* [Consegna]
Spiega in una o due frasi perché, secondo il brano sul termine "zingari", è opportuno mettere questa parola tra virgolette.

È bene, peraltro, porre la stessa parola “zingari” tra corpose virgolette: non è infatti un caso che proprio il termine con il quale più comunemente li si appella sia, in realtà, un termine dalla connotazione dispregiativa, dal momento che deriva dal greco “athinganoi”, “intoccabili”, in riferimento alla casta dei paria, appunto gli intoccabili, a causa delle loro presunte pratiche, minacciose di “contaminare la purezza” delle caste superiori; e che ha avuto una sua ulteriore declinazione, quando il termine è passato ad indicare gli adepti di una setta dedita alle “arti magiche”, in particolare maghi, indovini, incantatori di serpenti. Da tali premesse, non si fatica a comprendere che il passo è breve nell’associare questo genere di stigma alle popolazioni romané: da una parte da escludere, rispetto al resto del corpo sociale; dall’altra “inclini” a pratiche oscure e sospette.

* [Record elencati]

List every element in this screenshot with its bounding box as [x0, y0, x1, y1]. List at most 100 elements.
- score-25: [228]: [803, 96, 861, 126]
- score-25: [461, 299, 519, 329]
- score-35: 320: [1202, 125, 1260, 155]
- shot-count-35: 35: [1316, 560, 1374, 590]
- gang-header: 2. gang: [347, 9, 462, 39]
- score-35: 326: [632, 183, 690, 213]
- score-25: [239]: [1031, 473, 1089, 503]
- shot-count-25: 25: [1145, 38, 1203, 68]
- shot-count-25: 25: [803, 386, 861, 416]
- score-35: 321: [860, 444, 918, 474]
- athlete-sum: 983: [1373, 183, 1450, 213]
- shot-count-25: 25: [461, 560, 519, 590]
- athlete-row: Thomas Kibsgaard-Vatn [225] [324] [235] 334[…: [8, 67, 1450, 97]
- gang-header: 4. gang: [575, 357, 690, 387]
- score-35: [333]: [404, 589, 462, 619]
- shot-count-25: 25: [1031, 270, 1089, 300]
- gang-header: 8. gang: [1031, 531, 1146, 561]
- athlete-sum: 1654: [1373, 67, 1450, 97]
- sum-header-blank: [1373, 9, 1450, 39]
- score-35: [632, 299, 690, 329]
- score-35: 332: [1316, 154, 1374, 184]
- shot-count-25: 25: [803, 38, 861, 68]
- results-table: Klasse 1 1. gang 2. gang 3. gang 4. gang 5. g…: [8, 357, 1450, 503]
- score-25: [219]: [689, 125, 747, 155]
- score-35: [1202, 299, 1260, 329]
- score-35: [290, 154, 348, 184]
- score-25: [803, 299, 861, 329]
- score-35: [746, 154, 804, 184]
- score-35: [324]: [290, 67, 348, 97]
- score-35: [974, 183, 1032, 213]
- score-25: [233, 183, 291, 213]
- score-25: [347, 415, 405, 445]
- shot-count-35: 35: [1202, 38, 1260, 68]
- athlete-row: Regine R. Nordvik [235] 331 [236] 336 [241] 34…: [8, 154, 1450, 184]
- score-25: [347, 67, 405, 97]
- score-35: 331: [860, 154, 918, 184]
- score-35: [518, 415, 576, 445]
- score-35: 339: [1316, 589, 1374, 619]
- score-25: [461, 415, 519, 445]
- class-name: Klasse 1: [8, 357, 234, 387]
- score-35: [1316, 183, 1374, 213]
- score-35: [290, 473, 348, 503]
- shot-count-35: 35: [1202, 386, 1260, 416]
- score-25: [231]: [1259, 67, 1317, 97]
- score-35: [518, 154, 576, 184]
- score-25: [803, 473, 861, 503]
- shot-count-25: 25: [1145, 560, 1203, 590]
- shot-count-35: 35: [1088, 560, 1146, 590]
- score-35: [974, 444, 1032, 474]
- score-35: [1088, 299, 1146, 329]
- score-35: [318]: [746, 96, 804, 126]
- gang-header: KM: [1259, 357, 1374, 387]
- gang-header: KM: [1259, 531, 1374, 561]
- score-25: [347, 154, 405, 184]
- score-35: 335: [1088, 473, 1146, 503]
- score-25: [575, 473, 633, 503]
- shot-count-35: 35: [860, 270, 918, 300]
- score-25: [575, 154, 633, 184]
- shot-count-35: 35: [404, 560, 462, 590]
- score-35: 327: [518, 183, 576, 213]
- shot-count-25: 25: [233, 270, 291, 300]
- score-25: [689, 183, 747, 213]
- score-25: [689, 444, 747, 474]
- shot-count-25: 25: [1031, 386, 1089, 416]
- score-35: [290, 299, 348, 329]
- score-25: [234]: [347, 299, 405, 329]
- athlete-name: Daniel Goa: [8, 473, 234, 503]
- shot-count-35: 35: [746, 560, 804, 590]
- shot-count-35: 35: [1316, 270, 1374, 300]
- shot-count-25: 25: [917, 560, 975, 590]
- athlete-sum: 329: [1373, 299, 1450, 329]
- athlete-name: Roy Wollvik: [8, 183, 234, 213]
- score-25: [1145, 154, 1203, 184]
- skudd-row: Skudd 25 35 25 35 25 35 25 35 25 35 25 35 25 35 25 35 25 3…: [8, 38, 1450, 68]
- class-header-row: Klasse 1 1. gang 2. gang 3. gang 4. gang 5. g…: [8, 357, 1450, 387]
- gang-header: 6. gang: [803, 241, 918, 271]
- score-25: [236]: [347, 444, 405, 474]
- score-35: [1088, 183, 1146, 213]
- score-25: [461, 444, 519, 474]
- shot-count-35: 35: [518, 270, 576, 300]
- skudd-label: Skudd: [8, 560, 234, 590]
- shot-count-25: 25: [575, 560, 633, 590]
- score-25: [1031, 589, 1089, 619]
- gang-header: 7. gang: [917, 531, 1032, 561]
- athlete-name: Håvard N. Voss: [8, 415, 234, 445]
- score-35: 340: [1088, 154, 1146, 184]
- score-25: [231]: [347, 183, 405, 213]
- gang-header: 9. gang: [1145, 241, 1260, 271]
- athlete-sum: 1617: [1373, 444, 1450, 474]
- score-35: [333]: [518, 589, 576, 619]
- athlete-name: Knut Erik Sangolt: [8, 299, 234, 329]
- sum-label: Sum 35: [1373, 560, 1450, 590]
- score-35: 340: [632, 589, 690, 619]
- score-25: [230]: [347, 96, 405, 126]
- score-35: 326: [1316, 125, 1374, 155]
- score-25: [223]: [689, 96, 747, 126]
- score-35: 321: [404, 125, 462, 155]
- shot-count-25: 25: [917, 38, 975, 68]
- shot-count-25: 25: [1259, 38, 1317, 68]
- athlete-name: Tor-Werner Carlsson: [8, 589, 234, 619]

* [Risposta finale]
La parola va messa tra virgolette perché ha una connotazione dispregiativa. Deriva infatti dal greco "athinganoi", cioè "intoccabili", riferito alla casta dei paria, ritenuti capaci di "contaminare la purezza" delle caste superiori, e in seguito passò a indicare gli adepti di una setta dedita alle "arti magiche".